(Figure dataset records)
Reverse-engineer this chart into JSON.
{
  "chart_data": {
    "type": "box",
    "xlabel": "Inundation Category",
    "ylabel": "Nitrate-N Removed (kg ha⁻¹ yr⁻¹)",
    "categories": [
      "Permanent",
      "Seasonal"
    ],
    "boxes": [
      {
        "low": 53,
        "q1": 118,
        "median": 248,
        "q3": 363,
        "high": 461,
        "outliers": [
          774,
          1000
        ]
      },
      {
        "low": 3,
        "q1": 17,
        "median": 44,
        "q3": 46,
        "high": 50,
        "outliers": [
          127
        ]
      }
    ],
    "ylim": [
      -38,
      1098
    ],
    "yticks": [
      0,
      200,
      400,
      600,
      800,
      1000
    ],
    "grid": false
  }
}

--

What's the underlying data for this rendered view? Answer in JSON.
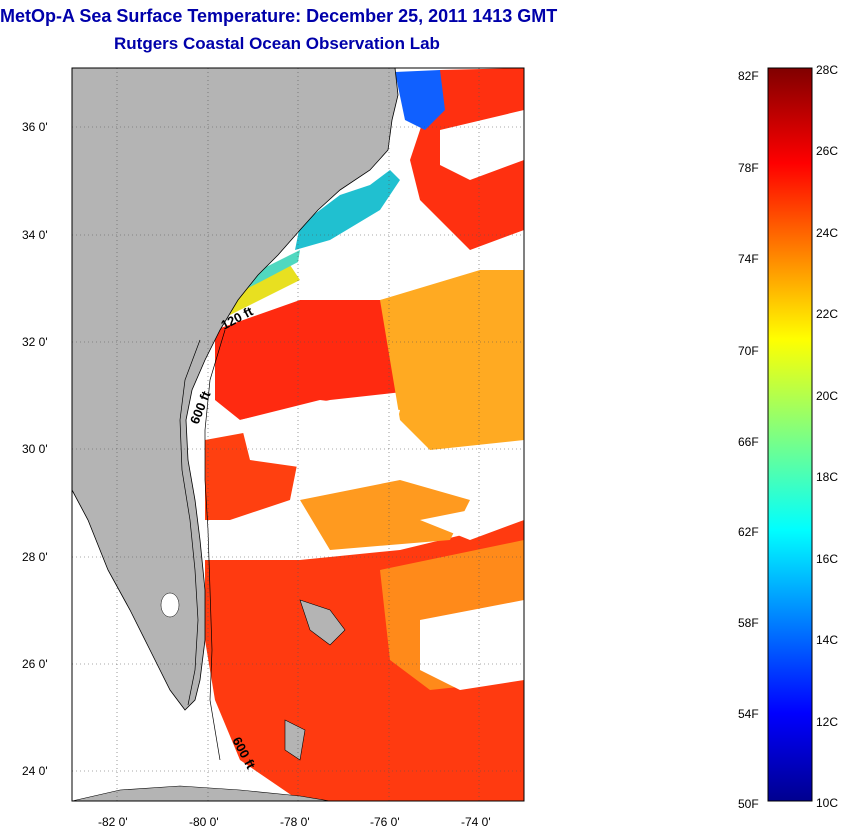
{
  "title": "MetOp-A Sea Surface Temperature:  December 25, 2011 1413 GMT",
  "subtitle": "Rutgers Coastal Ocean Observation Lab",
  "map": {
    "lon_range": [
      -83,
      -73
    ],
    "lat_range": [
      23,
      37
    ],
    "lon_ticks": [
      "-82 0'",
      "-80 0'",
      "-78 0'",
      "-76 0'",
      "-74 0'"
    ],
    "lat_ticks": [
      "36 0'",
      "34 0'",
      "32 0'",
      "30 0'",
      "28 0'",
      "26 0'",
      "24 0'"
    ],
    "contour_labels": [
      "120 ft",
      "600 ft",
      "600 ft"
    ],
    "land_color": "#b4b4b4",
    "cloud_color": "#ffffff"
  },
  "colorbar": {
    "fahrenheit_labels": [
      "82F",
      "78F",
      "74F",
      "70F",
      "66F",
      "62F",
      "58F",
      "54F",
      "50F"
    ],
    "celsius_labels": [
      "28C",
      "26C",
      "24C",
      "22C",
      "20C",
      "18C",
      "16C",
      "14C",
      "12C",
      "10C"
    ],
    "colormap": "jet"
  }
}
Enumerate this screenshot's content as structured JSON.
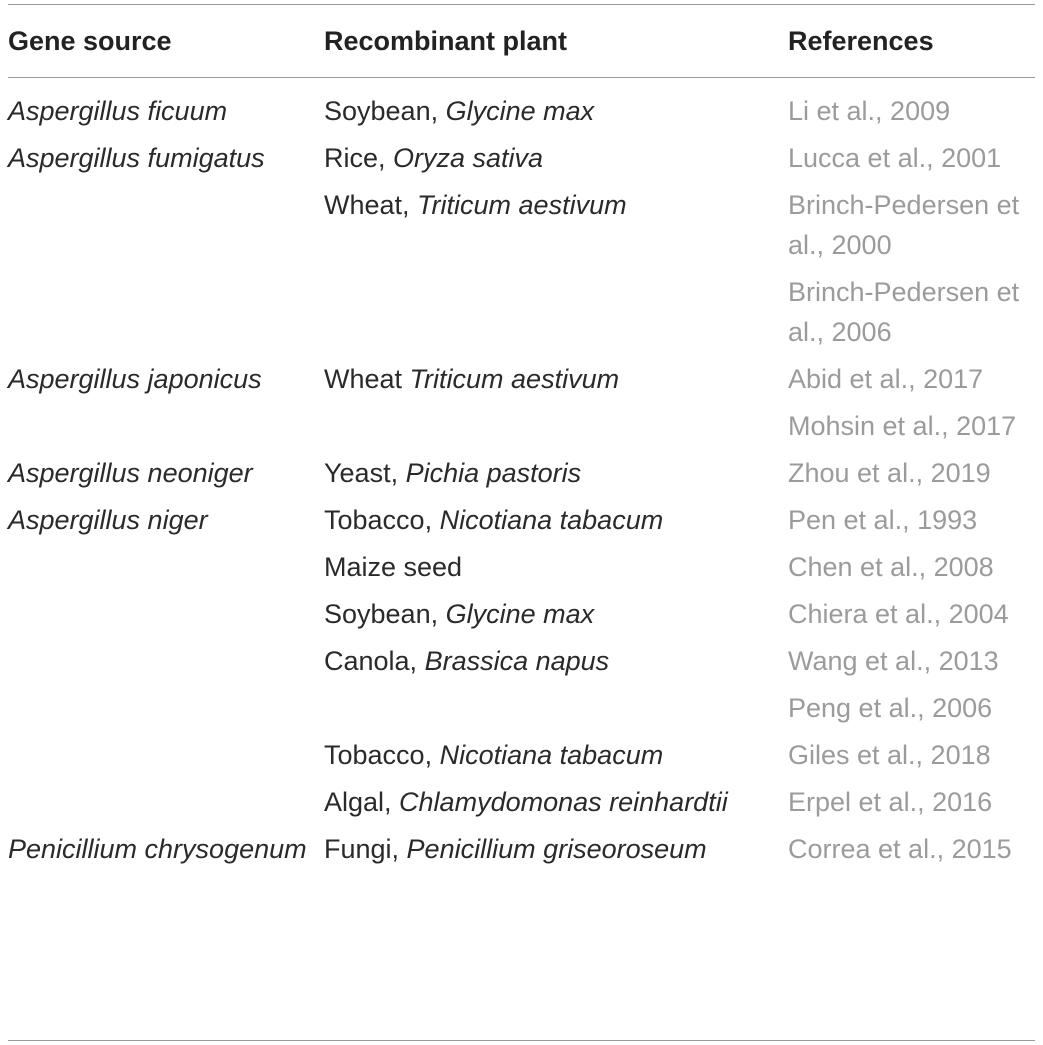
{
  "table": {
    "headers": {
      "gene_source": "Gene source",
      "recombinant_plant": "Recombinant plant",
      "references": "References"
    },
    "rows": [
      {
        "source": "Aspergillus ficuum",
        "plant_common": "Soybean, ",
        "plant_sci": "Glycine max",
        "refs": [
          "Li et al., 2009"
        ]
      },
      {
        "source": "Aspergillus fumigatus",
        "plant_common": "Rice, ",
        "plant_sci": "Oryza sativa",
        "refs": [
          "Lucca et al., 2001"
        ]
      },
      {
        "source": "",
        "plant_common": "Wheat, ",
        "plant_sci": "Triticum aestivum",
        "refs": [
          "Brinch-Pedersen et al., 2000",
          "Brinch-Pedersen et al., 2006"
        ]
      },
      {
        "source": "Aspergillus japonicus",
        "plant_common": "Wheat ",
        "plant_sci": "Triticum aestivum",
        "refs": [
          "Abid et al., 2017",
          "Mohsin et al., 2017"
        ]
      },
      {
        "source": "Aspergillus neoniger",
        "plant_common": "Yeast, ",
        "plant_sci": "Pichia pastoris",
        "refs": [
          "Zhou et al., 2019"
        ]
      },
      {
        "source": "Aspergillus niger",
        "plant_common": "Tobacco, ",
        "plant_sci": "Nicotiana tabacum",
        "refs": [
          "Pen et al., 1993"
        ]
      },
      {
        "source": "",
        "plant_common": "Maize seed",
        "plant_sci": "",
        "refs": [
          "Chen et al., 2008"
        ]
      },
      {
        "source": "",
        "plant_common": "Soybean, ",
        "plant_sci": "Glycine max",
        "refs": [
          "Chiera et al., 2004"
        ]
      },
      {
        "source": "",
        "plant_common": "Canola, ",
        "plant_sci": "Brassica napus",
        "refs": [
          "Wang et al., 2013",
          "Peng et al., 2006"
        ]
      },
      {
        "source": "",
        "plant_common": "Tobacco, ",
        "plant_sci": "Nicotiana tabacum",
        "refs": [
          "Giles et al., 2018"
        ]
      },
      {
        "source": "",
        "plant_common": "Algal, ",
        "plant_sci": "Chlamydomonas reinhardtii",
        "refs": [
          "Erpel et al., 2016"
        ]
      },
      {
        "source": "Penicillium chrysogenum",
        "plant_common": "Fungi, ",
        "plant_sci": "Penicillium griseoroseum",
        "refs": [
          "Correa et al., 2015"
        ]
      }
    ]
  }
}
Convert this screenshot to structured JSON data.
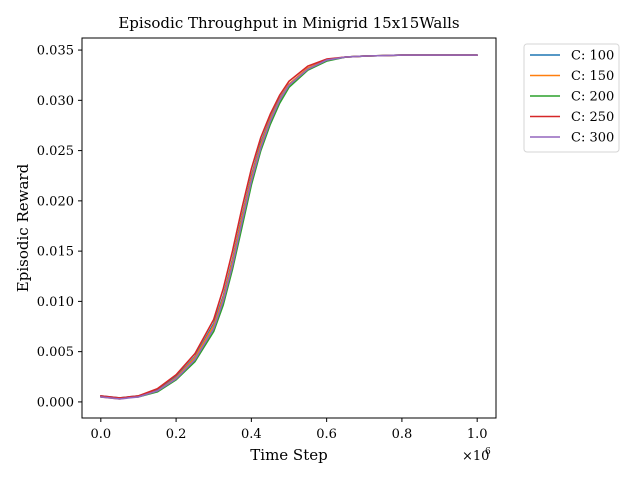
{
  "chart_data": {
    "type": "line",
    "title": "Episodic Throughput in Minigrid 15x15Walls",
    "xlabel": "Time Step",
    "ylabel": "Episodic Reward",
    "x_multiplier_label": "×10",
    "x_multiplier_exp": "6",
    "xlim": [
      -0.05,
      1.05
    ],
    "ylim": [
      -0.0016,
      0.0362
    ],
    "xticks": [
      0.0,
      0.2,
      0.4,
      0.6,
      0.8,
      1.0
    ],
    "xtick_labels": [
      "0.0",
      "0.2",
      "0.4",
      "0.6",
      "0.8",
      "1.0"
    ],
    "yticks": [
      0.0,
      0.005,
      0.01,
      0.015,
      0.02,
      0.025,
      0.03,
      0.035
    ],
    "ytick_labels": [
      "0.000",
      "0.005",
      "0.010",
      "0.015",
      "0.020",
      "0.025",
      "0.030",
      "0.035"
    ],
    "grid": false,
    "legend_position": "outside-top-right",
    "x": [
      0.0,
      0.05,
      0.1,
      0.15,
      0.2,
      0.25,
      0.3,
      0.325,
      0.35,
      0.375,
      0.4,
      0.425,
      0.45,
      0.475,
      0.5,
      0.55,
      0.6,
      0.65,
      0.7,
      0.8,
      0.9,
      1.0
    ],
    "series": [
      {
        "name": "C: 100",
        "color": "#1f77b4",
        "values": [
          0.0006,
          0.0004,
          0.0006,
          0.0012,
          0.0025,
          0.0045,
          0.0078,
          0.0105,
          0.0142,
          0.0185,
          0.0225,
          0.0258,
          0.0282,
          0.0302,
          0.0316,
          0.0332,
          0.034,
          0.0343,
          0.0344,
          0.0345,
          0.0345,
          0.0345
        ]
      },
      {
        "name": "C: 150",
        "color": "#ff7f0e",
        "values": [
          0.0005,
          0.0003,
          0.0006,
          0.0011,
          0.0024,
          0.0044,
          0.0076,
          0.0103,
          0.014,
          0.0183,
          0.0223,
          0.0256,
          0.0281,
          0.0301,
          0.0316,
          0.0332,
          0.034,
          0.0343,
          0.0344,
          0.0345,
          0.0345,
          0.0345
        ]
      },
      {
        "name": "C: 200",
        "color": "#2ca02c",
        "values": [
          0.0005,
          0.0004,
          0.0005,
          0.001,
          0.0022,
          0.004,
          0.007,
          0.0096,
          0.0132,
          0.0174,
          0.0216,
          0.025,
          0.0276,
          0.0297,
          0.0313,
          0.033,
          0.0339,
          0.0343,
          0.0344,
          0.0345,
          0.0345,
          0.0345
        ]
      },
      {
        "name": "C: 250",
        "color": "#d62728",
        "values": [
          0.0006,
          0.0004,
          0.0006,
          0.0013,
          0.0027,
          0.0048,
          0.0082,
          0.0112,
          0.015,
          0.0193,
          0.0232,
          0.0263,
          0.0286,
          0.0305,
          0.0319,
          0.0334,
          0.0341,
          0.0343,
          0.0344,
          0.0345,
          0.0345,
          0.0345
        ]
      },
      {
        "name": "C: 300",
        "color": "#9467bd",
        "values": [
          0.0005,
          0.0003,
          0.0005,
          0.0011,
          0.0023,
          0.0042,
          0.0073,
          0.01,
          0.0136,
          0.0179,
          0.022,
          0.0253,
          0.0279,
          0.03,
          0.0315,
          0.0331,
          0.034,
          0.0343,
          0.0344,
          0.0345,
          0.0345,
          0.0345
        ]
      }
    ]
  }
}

...

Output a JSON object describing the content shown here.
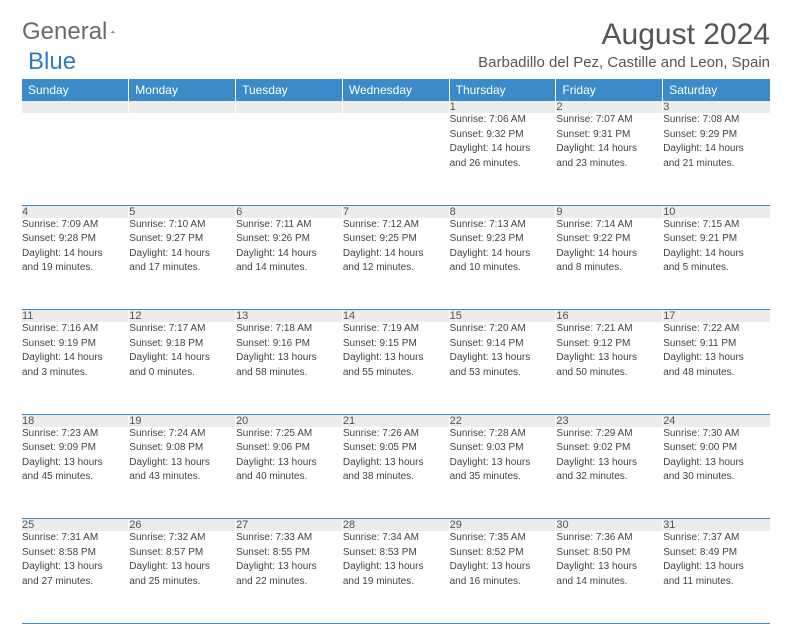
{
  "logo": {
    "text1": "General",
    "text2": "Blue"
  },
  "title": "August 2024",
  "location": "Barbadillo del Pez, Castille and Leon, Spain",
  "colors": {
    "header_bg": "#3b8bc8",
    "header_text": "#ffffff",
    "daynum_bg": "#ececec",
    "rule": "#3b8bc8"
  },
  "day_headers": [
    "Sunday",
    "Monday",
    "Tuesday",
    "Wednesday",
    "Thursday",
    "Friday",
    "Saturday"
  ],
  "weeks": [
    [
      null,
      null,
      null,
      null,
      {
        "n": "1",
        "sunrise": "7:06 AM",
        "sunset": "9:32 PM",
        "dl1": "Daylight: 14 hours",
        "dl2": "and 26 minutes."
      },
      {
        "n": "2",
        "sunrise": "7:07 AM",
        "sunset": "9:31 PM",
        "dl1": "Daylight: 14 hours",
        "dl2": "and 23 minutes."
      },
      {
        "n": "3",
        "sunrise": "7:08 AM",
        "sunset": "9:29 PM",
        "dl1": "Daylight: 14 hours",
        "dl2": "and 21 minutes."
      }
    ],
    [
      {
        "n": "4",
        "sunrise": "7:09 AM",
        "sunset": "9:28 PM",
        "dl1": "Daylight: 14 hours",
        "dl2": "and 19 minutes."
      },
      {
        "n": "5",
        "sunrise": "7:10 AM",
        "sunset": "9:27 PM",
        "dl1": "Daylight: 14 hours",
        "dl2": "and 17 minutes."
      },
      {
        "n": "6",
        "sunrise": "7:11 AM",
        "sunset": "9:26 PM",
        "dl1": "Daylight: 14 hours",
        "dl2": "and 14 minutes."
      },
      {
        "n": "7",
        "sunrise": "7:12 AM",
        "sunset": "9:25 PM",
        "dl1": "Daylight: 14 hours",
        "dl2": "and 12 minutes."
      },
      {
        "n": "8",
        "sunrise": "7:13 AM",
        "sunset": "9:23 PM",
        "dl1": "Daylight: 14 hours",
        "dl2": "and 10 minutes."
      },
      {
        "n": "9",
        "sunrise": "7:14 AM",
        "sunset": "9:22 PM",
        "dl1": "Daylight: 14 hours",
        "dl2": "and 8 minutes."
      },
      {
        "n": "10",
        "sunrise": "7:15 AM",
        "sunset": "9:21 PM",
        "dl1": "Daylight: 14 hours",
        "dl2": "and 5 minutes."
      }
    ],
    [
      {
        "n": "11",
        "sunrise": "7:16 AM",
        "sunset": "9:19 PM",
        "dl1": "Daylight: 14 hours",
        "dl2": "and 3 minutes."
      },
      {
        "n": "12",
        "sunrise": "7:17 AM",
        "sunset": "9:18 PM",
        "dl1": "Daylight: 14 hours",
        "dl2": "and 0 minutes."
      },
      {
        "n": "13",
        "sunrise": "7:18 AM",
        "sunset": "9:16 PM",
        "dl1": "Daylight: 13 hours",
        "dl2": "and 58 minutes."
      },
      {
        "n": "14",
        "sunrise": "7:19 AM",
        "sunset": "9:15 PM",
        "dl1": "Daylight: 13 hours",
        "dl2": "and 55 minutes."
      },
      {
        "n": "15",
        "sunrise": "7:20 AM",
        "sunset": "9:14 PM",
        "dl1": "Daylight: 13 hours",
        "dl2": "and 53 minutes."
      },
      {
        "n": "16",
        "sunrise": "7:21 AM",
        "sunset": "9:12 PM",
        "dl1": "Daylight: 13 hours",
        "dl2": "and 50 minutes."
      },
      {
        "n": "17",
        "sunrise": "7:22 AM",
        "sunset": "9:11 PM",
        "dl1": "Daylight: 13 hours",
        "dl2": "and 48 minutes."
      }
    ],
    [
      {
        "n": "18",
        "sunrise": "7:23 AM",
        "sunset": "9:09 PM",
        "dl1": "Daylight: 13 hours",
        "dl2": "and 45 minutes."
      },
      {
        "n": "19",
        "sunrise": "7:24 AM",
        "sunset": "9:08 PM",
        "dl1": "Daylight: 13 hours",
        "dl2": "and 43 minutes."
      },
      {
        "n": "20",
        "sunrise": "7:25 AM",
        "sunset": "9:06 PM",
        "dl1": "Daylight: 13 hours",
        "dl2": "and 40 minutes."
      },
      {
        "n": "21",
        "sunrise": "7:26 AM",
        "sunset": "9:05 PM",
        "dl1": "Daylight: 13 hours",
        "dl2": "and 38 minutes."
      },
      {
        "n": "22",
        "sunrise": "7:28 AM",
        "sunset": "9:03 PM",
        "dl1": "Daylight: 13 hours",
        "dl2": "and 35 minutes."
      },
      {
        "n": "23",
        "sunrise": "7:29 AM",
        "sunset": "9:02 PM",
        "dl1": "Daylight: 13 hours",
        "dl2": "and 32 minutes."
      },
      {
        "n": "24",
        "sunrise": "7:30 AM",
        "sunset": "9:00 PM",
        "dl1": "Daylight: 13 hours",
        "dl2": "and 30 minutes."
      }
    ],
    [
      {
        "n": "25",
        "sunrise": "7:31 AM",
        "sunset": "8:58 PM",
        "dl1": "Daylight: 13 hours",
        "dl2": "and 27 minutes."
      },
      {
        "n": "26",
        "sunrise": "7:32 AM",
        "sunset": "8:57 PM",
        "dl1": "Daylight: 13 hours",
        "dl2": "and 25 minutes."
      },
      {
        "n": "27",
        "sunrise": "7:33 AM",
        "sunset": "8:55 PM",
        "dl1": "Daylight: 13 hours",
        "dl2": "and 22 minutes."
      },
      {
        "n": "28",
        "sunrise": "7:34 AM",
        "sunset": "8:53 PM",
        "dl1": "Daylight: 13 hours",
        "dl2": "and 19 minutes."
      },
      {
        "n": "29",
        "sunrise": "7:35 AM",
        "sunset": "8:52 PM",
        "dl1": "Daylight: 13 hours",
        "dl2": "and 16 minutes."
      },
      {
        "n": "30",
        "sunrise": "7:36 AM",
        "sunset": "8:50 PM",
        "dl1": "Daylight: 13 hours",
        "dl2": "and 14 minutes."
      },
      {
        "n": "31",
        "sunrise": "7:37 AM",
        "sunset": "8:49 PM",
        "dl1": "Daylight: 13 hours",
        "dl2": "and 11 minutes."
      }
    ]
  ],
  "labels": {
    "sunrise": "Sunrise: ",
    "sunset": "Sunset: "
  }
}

_Problem requirements:_ Give only the number of lines in the material above that include the word "Wheat".

_Full response:_ 2